GIVEN TASK: Every record must be repeated exactly, with no omission.
* START *
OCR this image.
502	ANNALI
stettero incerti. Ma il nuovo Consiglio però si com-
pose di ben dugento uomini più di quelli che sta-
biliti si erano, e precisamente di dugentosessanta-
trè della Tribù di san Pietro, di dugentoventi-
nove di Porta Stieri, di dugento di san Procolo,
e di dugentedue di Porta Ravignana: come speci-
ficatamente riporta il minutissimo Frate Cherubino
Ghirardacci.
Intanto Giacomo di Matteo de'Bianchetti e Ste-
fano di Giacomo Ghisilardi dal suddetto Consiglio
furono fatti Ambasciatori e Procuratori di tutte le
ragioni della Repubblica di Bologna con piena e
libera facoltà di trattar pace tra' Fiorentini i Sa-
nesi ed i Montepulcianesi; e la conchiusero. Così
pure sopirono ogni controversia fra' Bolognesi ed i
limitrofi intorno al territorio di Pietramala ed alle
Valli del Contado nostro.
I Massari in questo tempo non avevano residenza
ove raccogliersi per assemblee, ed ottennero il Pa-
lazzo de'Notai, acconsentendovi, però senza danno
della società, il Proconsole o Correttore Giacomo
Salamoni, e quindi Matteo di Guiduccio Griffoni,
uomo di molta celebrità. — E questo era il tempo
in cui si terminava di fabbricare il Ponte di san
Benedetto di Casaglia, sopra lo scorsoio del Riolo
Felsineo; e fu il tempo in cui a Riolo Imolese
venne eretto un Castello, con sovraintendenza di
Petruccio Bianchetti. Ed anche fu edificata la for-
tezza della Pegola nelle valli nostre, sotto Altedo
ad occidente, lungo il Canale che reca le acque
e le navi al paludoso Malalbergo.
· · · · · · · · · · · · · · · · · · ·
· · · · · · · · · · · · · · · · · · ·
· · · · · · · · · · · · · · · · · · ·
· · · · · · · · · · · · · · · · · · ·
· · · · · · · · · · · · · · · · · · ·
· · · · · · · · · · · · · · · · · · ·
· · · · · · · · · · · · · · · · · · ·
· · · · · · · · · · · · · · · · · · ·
* END *
FULL SOLUTION:
OCR this image.
502	ANNALI
stettero incerti. Ma il nuovo Consiglio però si com-
pose di ben dugento uomini più di quelli che sta-
biliti si erano, e precisamente di dugentosessanta-
trè della Tribù di san Pietro, di dugentoventi-
nove di Porta Stieri, di dugento di san Procolo,
e di dugentedue di Porta Ravignana: come speci-
ficatamente riporta il minutissimo Frate Cherubino
Ghirardacci.
Intanto Giacomo di Matteo de'Bianchetti e Ste-
fano di Giacomo Ghisilardi dal suddetto Consiglio
furono fatti Ambasciatori e Procuratori di tutte le
ragioni della Repubblica di Bologna con piena e
libera facoltà di trattar pace tra' Fiorentini i Sa-
nesi ed i Montepulcianesi; e la conchiusero. Così
pure sopirono ogni controversia fra' Bolognesi ed i
limitrofi intorno al territorio di Pietramala ed alle
Valli del Contado nostro.
I Massari in questo tempo non avevano residenza
ove raccogliersi per assemblee, ed ottennero il Pa-
lazzo de'Notai, acconsentendovi, però senza danno
della società, il Proconsole o Correttore Giacomo
Salamoni, e quindi Matteo di Guiduccio Griffoni,
uomo di molta celebrità. — E questo era il tempo
in cui si terminava di fabbricare il Ponte di san
Benedetto di Casaglia, sopra lo scorsoio del Riolo
Felsineo; e fu il tempo in cui a Riolo Imolese
venne eretto un Castello, con sovraintendenza di
Petruccio Bianchetti. Ed anche fu edificata la for-
tezza della Pegola nelle valli nostre, sotto Altedo
ad occidente, lungo il Canale che reca le acque
e le navi al paludoso Malalbergo.
· · · · · · · · · · · · · · · · · · ·
· · · · · · · · · · · · · · · · · · ·
· · · · · · · · · · · · · · · · · · ·
· · · · · · · · · · · · · · · · · · ·
· · · · · · · · · · · · · · · · · · ·
· · · · · · · · · · · · · · · · · · ·
· · · · · · · · · · · · · · · · · · ·
· · · · · · · · · · · · · · · · · · ·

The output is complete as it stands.